#### Exercise material ####
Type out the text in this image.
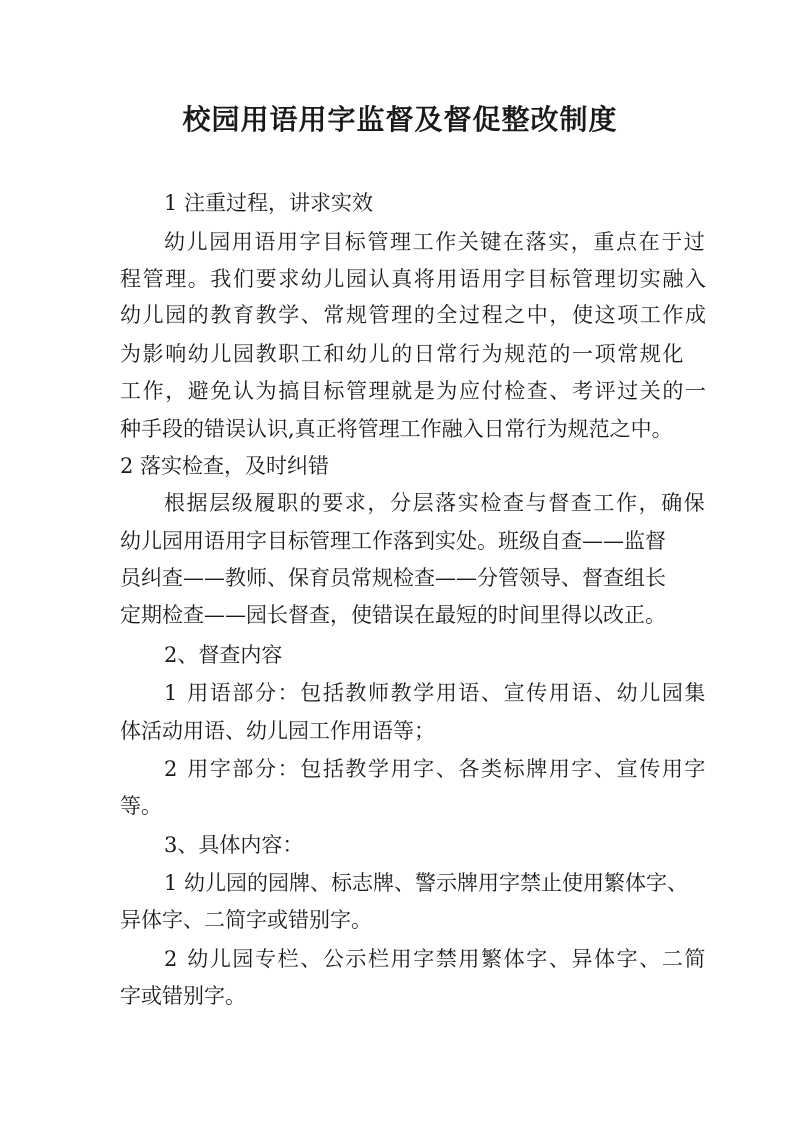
校园用语用字监督及督促整改制度
1 注重过程，讲求实效
幼儿园用语用字目标管理工作关键在落实，重点在于过
程管理。我们要求幼儿园认真将用语用字目标管理切实融入
幼儿园的教育教学、常规管理的全过程之中，使这项工作成
为影响幼儿园教职工和幼儿的日常行为规范的一项常规化
工作，避免认为搞目标管理就是为应付检查、考评过关的一
种手段的错误认识,真正将管理工作融入日常行为规范之中。
2 落实检查，及时纠错
根据层级履职的要求，分层落实检查与督查工作，确保
幼儿园用语用字目标管理工作落到实处。班级自查——监督
员纠查——教师、保育员常规检查——分管领导、督查组长
定期检查——园长督查，使错误在最短的时间里得以改正。
2、督查内容
1 用语部分：包括教师教学用语、宣传用语、幼儿园集
体活动用语、幼儿园工作用语等；
2 用字部分：包括教学用字、各类标牌用字、宣传用字
等。
3、具体内容：
1 幼儿园的园牌、标志牌、警示牌用字禁止使用繁体字、
异体字、二简字或错别字。
2 幼儿园专栏、公示栏用字禁用繁体字、异体字、二简
字或错别字。
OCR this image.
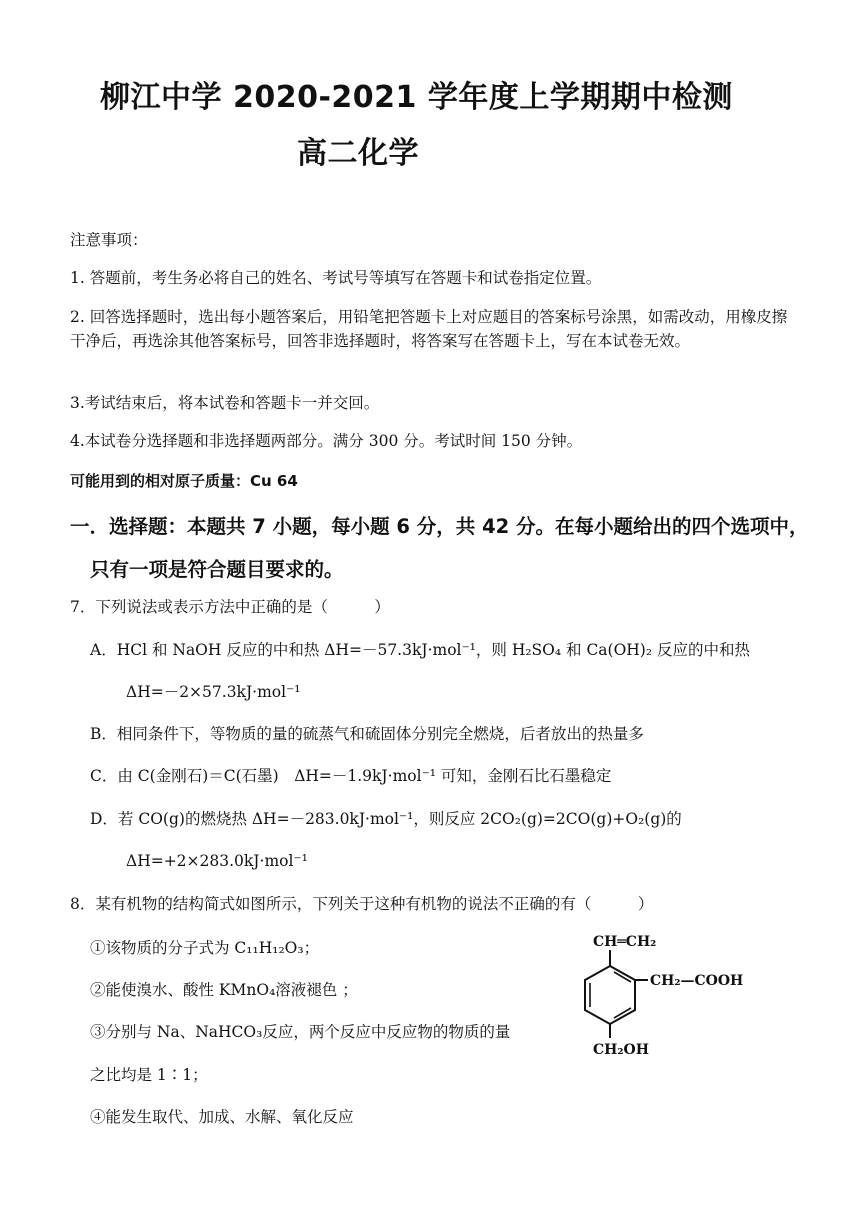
柳江中学 2020-2021 学年度上学期期中检测
高二化学
注意事项：
1. 答题前，考生务必将自己的姓名、考试号等填写在答题卡和试卷指定位置。
2. 回答选择题时，选出每小题答案后，用铅笔把答题卡上对应题目的答案标号涂黑，如需改动，用橡皮擦干净后，再选涂其他答案标号，回答非选择题时，将答案写在答题卡上，写在本试卷无效。
3.考试结束后，将本试卷和答题卡一并交回。
4.本试卷分选择题和非选择题两部分。满分 300 分。考试时间 150 分钟。
可能用到的相对原子质量：Cu 64
一．选择题：本题共 7 小题，每小题 6 分，共 42 分。在每小题给出的四个选项中，
只有一项是符合题目要求的。
7．下列说法或表示方法中正确的是（　　　）
A．HCl 和 NaOH 反应的中和热 ΔH=－57.3kJ·mol⁻¹，则 H₂SO₄ 和 Ca(OH)₂ 反应的中和热
ΔH=－2×57.3kJ·mol⁻¹
B．相同条件下，等物质的量的硫蒸气和硫固体分别完全燃烧，后者放出的热量多
C．由 C(金刚石)＝C(石墨)　ΔH=－1.9kJ·mol⁻¹ 可知，金刚石比石墨稳定
D．若 CO(g)的燃烧热 ΔH=－283.0kJ·mol⁻¹，则反应 2CO₂(g)=2CO(g)+O₂(g)的
ΔH=+2×283.0kJ·mol⁻¹
8．某有机物的结构简式如图所示，下列关于这种有机物的说法不正确的有（　　　）
①该物质的分子式为 C₁₁H₁₂O₃；
②能使溴水、酸性 KMnO₄溶液褪色 ；
③分别与 Na、NaHCO₃反应，两个反应中反应物的物质的量
之比均是 1∶1；
④能发生取代、加成、水解、氧化反应
CH═CH₂
CH₂—COOH
CH₂OH
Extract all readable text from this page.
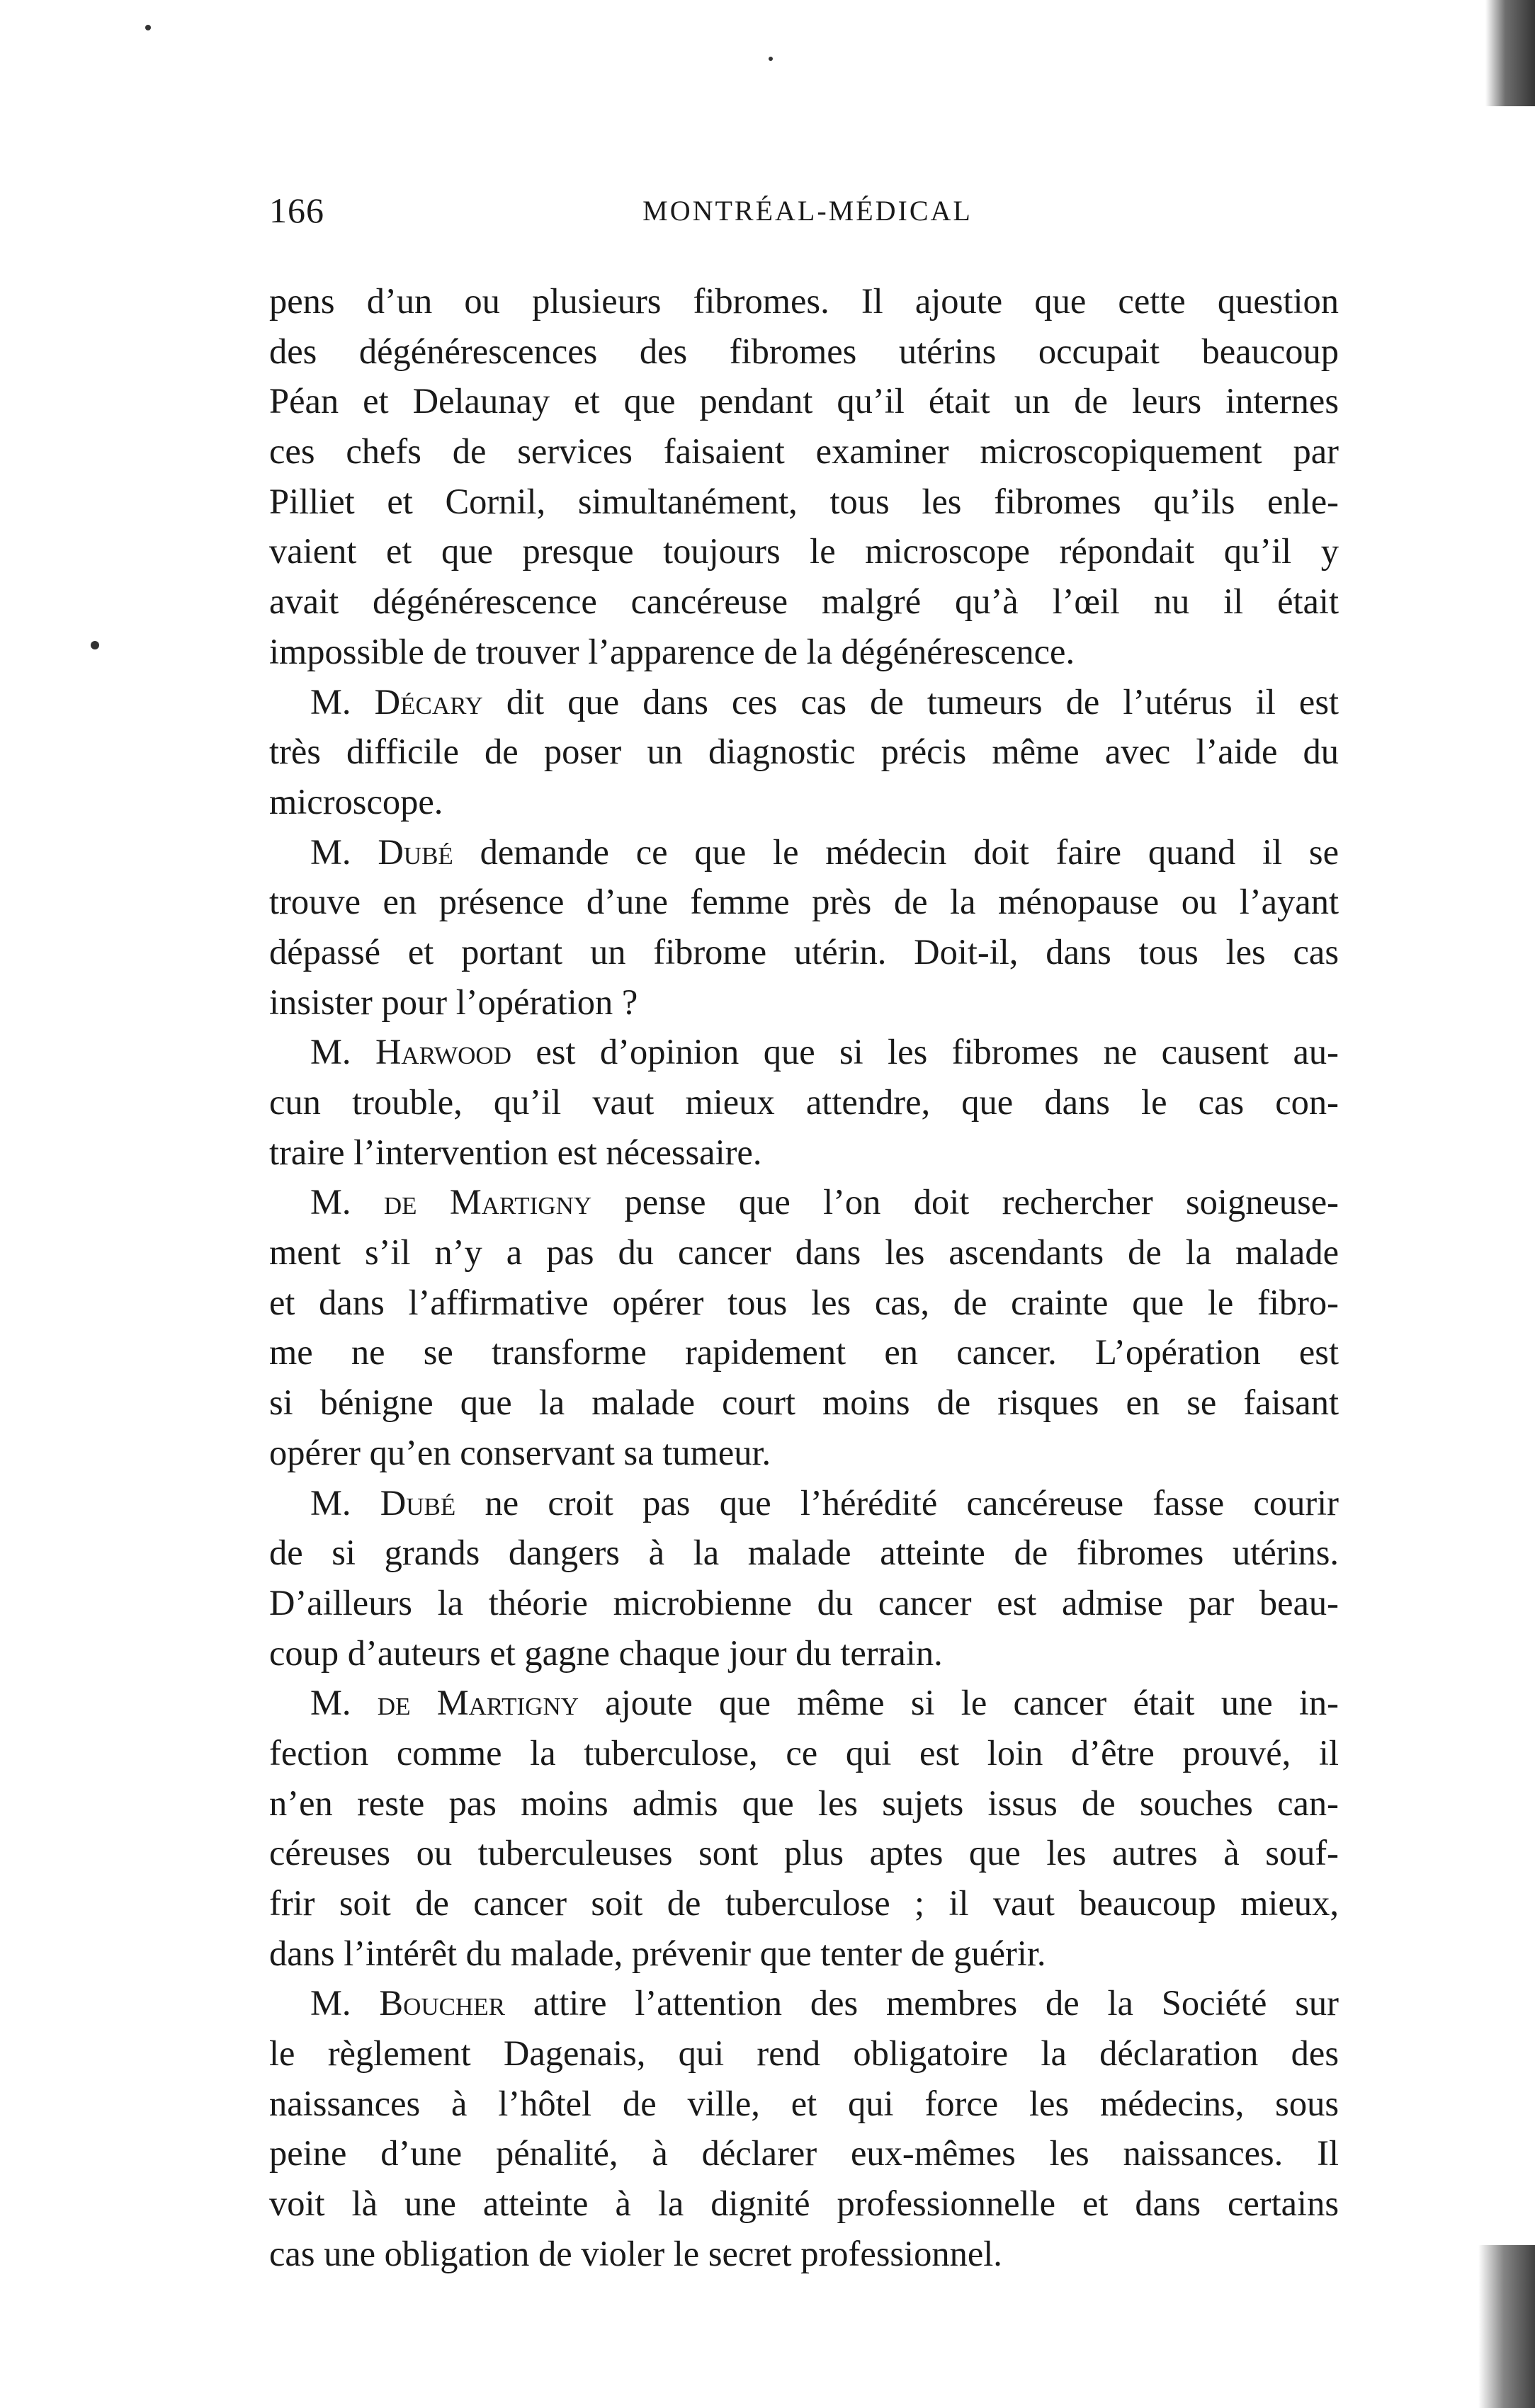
166	MONTRÉAL-MÉDICAL
pens d’un ou plusieurs fibromes. Il ajoute que cette question
des dégénérescences des fibromes utérins occupait beaucoup
Péan et Delaunay et que pendant qu’il était un de leurs internes
ces chefs de services faisaient examiner microscopiquement par
Pilliet et Cornil, simultanément, tous les fibromes qu’ils enle-
vaient et que presque toujours le microscope répondait qu’il y
avait dégénérescence cancéreuse malgré qu’à l’œil nu il était
impossible de trouver l’apparence de la dégénérescence.
M. Décary dit que dans ces cas de tumeurs de l’utérus il est
très difficile de poser un diagnostic précis même avec l’aide du
microscope.
M. Dubé demande ce que le médecin doit faire quand il se
trouve en présence d’une femme près de la ménopause ou l’ayant
dépassé et portant un fibrome utérin. Doit-il, dans tous les cas
insister pour l’opération ?
M. Harwood est d’opinion que si les fibromes ne causent au-
cun trouble, qu’il vaut mieux attendre, que dans le cas con-
traire l’intervention est nécessaire.
M. de Martigny pense que l’on doit rechercher soigneuse-
ment s’il n’y a pas du cancer dans les ascendants de la malade
et dans l’affirmative opérer tous les cas, de crainte que le fibro-
me ne se transforme rapidement en cancer. L’opération est
si bénigne que la malade court moins de risques en se faisant
opérer qu’en conservant sa tumeur.
M. Dubé ne croit pas que l’hérédité cancéreuse fasse courir
de si grands dangers à la malade atteinte de fibromes utérins.
D’ailleurs la théorie microbienne du cancer est admise par beau-
coup d’auteurs et gagne chaque jour du terrain.
M. de Martigny ajoute que même si le cancer était une in-
fection comme la tuberculose, ce qui est loin d’être prouvé, il
n’en reste pas moins admis que les sujets issus de souches can-
céreuses ou tuberculeuses sont plus aptes que les autres à souf-
frir soit de cancer soit de tuberculose ; il vaut beaucoup mieux,
dans l’intérêt du malade, prévenir que tenter de guérir.
M. Boucher attire l’attention des membres de la Société sur
le règlement Dagenais, qui rend obligatoire la déclaration des
naissances à l’hôtel de ville, et qui force les médecins, sous
peine d’une pénalité, à déclarer eux-mêmes les naissances. Il
voit là une atteinte à la dignité professionnelle et dans certains
cas une obligation de violer le secret professionnel.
####
What you are asked to do ->
Give back each entry exactly as it appears, with no pictures.

Response for this exercise ->
Type out the text in this image.
校园用语用字监督及督促整改制度
1 注重过程，讲求实效
幼儿园用语用字目标管理工作关键在落实，重点在于过
程管理。我们要求幼儿园认真将用语用字目标管理切实融入
幼儿园的教育教学、常规管理的全过程之中，使这项工作成
为影响幼儿园教职工和幼儿的日常行为规范的一项常规化
工作，避免认为搞目标管理就是为应付检查、考评过关的一
种手段的错误认识,真正将管理工作融入日常行为规范之中。
2 落实检查，及时纠错
根据层级履职的要求，分层落实检查与督查工作，确保
幼儿园用语用字目标管理工作落到实处。班级自查——监督
员纠查——教师、保育员常规检查——分管领导、督查组长
定期检查——园长督查，使错误在最短的时间里得以改正。
2、督查内容
1 用语部分：包括教师教学用语、宣传用语、幼儿园集
体活动用语、幼儿园工作用语等；
2 用字部分：包括教学用字、各类标牌用字、宣传用字
等。
3、具体内容：
1 幼儿园的园牌、标志牌、警示牌用字禁止使用繁体字、
异体字、二简字或错别字。
2 幼儿园专栏、公示栏用字禁用繁体字、异体字、二简
字或错别字。
OCR this image.
柳江中学 2020-2021 学年度上学期期中检测
高二化学
注意事项：
1. 答题前，考生务必将自己的姓名、考试号等填写在答题卡和试卷指定位置。
2. 回答选择题时，选出每小题答案后，用铅笔把答题卡上对应题目的答案标号涂黑，如需改动，用橡皮擦干净后，再选涂其他答案标号，回答非选择题时，将答案写在答题卡上，写在本试卷无效。
3.考试结束后，将本试卷和答题卡一并交回。
4.本试卷分选择题和非选择题两部分。满分 300 分。考试时间 150 分钟。
可能用到的相对原子质量：Cu 64
一．选择题：本题共 7 小题，每小题 6 分，共 42 分。在每小题给出的四个选项中，
只有一项是符合题目要求的。
7．下列说法或表示方法中正确的是（　　　）
A．HCl 和 NaOH 反应的中和热 ΔH=－57.3kJ·mol⁻¹，则 H₂SO₄ 和 Ca(OH)₂ 反应的中和热
ΔH=－2×57.3kJ·mol⁻¹
B．相同条件下，等物质的量的硫蒸气和硫固体分别完全燃烧，后者放出的热量多
C．由 C(金刚石)＝C(石墨)　ΔH=－1.9kJ·mol⁻¹ 可知，金刚石比石墨稳定
D．若 CO(g)的燃烧热 ΔH=－283.0kJ·mol⁻¹，则反应 2CO₂(g)=2CO(g)+O₂(g)的
ΔH=+2×283.0kJ·mol⁻¹
8．某有机物的结构简式如图所示，下列关于这种有机物的说法不正确的有（　　　）
①该物质的分子式为 C₁₁H₁₂O₃；
②能使溴水、酸性 KMnO₄溶液褪色 ；
③分别与 Na、NaHCO₃反应，两个反应中反应物的物质的量
之比均是 1∶1；
④能发生取代、加成、水解、氧化反应
CH═CH₂
CH₂—COOH
CH₂OH
Extract all readable text from this page.
166	MONTRÉAL-MÉDICAL
pens d’un ou plusieurs fibromes. Il ajoute que cette question
des dégénérescences des fibromes utérins occupait beaucoup
Péan et Delaunay et que pendant qu’il était un de leurs internes
ces chefs de services faisaient examiner microscopiquement par
Pilliet et Cornil, simultanément, tous les fibromes qu’ils enle-
vaient et que presque toujours le microscope répondait qu’il y
avait dégénérescence cancéreuse malgré qu’à l’œil nu il était
impossible de trouver l’apparence de la dégénérescence.
M. Décary dit que dans ces cas de tumeurs de l’utérus il est
très difficile de poser un diagnostic précis même avec l’aide du
microscope.
M. Dubé demande ce que le médecin doit faire quand il se
trouve en présence d’une femme près de la ménopause ou l’ayant
dépassé et portant un fibrome utérin. Doit-il, dans tous les cas
insister pour l’opération ?
M. Harwood est d’opinion que si les fibromes ne causent au-
cun trouble, qu’il vaut mieux attendre, que dans le cas con-
traire l’intervention est nécessaire.
M. de Martigny pense que l’on doit rechercher soigneuse-
ment s’il n’y a pas du cancer dans les ascendants de la malade
et dans l’affirmative opérer tous les cas, de crainte que le fibro-
me ne se transforme rapidement en cancer. L’opération est
si bénigne que la malade court moins de risques en se faisant
opérer qu’en conservant sa tumeur.
M. Dubé ne croit pas que l’hérédité cancéreuse fasse courir
de si grands dangers à la malade atteinte de fibromes utérins.
D’ailleurs la théorie microbienne du cancer est admise par beau-
coup d’auteurs et gagne chaque jour du terrain.
M. de Martigny ajoute que même si le cancer était une in-
fection comme la tuberculose, ce qui est loin d’être prouvé, il
n’en reste pas moins admis que les sujets issus de souches can-
céreuses ou tuberculeuses sont plus aptes que les autres à souf-
frir soit de cancer soit de tuberculose ; il vaut beaucoup mieux,
dans l’intérêt du malade, prévenir que tenter de guérir.
M. Boucher attire l’attention des membres de la Société sur
le règlement Dagenais, qui rend obligatoire la déclaration des
naissances à l’hôtel de ville, et qui force les médecins, sous
peine d’une pénalité, à déclarer eux-mêmes les naissances. Il
voit là une atteinte à la dignité professionnelle et dans certains
cas une obligation de violer le secret professionnel.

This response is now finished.